### WORK TO COMPLETE:
From the records below, copy every line that contains the word "παρουσιάζεται".

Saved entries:
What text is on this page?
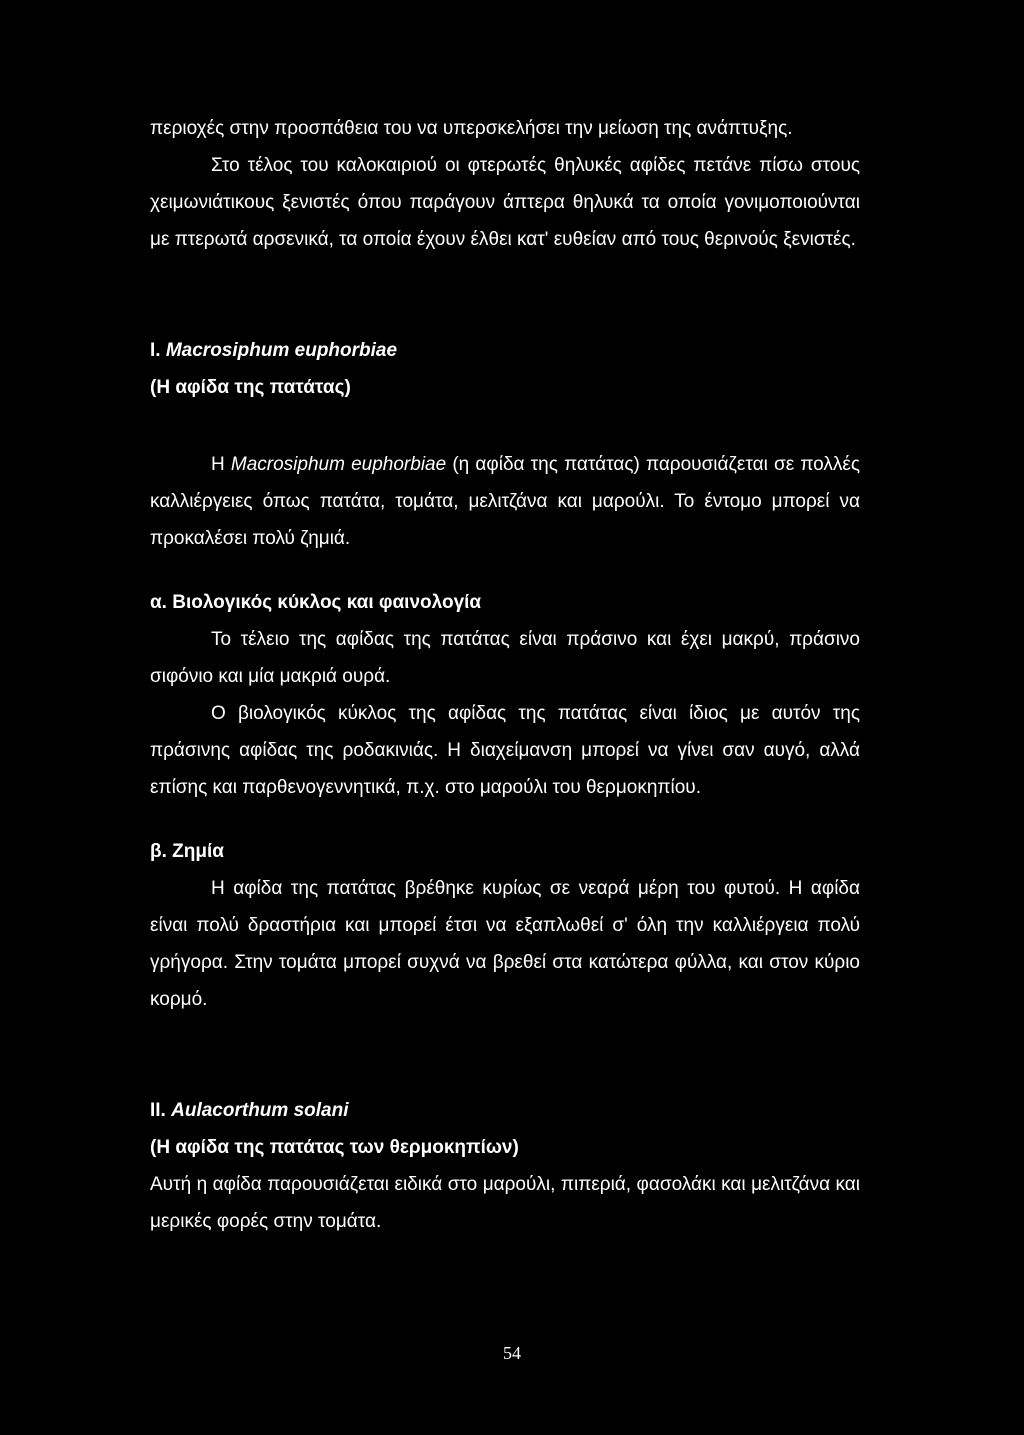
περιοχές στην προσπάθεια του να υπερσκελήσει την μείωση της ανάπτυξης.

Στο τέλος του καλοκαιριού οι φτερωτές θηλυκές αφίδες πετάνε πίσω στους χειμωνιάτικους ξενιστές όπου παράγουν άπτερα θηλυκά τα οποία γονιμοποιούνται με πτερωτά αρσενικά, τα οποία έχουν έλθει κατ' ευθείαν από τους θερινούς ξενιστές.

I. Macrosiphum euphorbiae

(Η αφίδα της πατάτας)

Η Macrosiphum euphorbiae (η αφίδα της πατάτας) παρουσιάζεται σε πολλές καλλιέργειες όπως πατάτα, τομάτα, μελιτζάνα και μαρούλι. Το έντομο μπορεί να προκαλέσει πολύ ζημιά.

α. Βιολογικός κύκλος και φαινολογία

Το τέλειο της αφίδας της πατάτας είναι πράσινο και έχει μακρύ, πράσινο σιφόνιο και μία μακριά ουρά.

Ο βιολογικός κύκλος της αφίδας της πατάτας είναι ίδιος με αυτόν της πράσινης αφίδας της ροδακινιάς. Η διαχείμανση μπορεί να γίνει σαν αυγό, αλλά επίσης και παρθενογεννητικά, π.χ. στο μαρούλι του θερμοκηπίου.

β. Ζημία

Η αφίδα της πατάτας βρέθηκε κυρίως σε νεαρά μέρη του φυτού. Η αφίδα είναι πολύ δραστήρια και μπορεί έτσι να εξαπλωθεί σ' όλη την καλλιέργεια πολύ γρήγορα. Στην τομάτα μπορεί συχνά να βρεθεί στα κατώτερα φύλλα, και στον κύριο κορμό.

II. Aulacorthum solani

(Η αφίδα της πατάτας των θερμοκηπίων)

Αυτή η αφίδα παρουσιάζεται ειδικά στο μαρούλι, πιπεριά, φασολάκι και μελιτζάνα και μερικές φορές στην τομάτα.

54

* * *

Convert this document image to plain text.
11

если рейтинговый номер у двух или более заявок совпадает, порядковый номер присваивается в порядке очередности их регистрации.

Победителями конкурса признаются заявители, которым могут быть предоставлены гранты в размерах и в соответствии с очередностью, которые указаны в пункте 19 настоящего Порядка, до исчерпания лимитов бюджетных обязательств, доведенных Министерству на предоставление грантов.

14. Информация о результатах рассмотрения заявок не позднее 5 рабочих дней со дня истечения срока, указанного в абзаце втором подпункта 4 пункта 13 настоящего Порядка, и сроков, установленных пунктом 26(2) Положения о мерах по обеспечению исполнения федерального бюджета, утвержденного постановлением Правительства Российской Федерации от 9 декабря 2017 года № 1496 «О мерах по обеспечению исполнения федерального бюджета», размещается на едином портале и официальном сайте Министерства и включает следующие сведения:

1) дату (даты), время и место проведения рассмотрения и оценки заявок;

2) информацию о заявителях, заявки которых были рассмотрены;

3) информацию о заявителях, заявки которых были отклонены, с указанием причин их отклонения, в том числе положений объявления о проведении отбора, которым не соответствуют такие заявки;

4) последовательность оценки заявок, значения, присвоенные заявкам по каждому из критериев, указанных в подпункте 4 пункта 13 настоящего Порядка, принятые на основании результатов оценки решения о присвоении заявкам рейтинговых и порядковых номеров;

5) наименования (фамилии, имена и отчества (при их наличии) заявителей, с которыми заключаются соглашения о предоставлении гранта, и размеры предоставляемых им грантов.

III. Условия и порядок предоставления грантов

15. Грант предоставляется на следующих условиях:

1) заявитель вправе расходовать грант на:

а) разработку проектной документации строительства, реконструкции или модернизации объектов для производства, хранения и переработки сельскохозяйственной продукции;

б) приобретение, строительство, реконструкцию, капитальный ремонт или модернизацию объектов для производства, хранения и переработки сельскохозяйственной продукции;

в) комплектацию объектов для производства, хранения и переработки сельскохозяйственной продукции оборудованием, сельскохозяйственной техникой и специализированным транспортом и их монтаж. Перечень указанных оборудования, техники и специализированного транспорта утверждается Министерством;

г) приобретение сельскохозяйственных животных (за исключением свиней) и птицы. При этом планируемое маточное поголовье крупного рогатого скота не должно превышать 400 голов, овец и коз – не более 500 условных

### ANSWER FOR THE TASK:
Η Macrosiphum euphorbiae (η αφίδα της πατάτας) παρουσιάζεται σε πολλές καλλιέργειες όπως πατάτα, τομάτα, μελιτζάνα και μαρούλι. Το έντομο μπορεί να προκαλέσει πολύ ζημιά.
Αυτή η αφίδα παρουσιάζεται ειδικά στο μαρούλι, πιπεριά, φασολάκι και μελιτζάνα και μερικές φορές στην τομάτα.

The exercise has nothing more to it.